Page transcription records
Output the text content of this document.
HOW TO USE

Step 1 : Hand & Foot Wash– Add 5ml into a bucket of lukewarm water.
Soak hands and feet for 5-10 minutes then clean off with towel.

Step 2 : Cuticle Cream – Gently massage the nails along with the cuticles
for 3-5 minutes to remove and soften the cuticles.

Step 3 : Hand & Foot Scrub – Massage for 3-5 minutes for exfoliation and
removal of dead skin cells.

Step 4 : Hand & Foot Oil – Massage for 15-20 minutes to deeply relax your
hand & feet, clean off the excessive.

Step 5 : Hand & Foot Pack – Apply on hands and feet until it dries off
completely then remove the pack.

Problem statement: Transcribe every entry, keeping each line exactly as it reads.

Completed task:
Output the text content of this document.
HOW TO USE

Step 1 : Hand & Foot Wash– Add 5ml into a bucket of lukewarm water.
Soak hands and feet for 5-10 minutes then clean off with towel.

Step 2 : Cuticle Cream – Gently massage the nails along with the cuticles
for 3-5 minutes to remove and soften the cuticles.

Step 3 : Hand & Foot Scrub – Massage for 3-5 minutes for exfoliation and
removal of dead skin cells.

Step 4 : Hand & Foot Oil – Massage for 15-20 minutes to deeply relax your
hand & feet, clean off the excessive.

Step 5 : Hand & Foot Pack – Apply on hands and feet until it dries off
completely then remove the pack.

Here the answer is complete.